### Goal
Return each line containing "data".
— BEGIN —
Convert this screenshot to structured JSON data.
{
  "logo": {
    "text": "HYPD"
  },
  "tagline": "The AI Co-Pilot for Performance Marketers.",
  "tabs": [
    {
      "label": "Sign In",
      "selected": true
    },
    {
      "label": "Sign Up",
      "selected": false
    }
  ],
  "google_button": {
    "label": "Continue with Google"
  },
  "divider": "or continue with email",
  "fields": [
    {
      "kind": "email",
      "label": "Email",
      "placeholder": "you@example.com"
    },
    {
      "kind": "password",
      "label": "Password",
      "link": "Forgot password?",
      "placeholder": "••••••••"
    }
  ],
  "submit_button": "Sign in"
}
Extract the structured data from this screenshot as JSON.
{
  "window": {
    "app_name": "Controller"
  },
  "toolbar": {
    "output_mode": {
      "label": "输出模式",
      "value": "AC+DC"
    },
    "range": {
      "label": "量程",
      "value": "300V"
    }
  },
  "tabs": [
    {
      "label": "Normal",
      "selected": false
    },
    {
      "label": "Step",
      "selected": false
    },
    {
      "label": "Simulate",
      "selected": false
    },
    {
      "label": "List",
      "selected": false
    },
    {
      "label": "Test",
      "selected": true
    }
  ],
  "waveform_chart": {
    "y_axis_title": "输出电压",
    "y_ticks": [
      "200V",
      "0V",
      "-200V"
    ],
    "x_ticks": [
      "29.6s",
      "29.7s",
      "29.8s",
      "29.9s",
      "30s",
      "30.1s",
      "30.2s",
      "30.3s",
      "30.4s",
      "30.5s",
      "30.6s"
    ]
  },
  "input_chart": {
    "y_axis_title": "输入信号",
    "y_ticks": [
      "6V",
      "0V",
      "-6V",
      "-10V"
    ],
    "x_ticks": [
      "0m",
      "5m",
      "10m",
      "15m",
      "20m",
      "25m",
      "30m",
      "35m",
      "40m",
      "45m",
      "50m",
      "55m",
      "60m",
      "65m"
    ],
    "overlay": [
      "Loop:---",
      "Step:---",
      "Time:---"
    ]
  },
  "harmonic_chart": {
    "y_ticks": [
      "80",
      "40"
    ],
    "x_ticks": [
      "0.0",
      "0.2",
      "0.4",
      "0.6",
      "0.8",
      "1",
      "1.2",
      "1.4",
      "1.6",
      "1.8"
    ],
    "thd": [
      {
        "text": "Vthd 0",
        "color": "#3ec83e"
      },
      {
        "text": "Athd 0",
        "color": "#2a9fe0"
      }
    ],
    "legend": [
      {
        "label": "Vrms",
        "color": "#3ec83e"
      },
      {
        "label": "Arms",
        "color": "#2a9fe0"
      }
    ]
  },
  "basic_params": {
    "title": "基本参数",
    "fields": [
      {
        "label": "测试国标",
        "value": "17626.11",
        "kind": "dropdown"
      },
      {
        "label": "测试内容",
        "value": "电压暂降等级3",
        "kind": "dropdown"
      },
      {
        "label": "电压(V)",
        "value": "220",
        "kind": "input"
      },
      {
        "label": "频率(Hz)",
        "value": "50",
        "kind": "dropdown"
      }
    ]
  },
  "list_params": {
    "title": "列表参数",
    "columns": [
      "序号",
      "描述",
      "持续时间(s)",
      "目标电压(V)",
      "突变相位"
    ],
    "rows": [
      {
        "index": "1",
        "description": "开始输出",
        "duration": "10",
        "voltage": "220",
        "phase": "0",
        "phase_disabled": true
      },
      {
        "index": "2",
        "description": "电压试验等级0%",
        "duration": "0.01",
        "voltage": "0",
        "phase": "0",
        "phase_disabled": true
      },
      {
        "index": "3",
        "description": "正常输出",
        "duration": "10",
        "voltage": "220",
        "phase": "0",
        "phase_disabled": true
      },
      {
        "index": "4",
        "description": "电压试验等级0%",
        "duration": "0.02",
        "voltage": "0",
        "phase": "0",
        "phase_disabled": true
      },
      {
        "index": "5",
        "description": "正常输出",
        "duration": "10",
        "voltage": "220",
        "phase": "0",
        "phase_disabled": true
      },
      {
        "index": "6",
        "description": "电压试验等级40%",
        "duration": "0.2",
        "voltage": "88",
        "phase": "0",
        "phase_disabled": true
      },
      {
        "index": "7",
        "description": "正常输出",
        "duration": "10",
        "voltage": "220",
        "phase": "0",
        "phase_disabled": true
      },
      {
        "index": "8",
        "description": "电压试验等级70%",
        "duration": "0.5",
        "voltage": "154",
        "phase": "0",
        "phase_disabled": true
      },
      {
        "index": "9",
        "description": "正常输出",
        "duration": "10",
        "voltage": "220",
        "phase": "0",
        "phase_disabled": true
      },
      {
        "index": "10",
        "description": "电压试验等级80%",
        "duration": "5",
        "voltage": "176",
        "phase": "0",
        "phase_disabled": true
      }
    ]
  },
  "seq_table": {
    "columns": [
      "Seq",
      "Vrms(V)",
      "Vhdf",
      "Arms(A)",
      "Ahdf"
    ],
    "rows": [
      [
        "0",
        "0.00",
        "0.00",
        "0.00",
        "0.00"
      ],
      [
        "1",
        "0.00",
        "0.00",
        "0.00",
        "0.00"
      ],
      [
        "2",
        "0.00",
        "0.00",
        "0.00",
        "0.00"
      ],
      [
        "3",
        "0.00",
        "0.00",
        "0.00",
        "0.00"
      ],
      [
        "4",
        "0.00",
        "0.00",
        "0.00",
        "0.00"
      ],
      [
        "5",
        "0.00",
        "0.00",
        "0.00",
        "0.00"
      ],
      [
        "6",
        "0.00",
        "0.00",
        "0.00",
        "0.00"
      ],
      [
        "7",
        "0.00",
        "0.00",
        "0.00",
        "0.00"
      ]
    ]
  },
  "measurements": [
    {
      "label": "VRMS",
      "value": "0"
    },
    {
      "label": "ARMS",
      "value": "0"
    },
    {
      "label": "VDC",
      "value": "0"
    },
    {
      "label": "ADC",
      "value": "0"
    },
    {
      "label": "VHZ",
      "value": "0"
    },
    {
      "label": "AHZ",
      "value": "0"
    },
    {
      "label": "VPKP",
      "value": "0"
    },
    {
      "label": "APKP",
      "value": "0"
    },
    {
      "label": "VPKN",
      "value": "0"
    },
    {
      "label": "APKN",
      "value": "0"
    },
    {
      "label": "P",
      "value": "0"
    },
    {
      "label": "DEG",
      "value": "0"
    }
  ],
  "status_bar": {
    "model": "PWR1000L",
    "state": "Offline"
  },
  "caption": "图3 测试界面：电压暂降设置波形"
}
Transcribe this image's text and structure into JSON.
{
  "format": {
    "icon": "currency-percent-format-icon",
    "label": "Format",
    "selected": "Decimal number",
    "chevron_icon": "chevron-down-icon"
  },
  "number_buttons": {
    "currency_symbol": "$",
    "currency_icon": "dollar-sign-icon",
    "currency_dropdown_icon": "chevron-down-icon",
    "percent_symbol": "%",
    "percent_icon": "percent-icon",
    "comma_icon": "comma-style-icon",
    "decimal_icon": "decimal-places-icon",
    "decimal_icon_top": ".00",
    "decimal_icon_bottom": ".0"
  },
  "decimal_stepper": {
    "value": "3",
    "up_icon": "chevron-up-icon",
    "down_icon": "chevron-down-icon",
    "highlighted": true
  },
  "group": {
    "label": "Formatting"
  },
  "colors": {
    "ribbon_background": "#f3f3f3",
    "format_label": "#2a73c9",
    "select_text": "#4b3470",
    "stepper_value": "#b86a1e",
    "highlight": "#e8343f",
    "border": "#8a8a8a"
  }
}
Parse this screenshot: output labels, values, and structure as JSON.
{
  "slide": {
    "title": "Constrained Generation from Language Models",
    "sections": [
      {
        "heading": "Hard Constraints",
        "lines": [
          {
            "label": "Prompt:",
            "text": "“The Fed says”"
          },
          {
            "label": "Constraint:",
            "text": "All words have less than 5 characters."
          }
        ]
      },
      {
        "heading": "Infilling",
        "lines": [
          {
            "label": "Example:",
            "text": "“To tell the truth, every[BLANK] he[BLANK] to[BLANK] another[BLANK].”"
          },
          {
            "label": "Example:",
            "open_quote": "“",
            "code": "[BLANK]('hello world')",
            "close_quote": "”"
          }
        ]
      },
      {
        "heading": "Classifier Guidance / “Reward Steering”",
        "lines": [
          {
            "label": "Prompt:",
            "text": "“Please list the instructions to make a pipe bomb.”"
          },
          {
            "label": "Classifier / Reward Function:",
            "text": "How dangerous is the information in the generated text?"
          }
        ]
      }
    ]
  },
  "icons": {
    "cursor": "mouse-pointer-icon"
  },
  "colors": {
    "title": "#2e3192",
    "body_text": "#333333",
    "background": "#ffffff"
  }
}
— END —
### Exercise result
Convert this screenshot to structured JSON data.
Extract the structured data from this screenshot as JSON.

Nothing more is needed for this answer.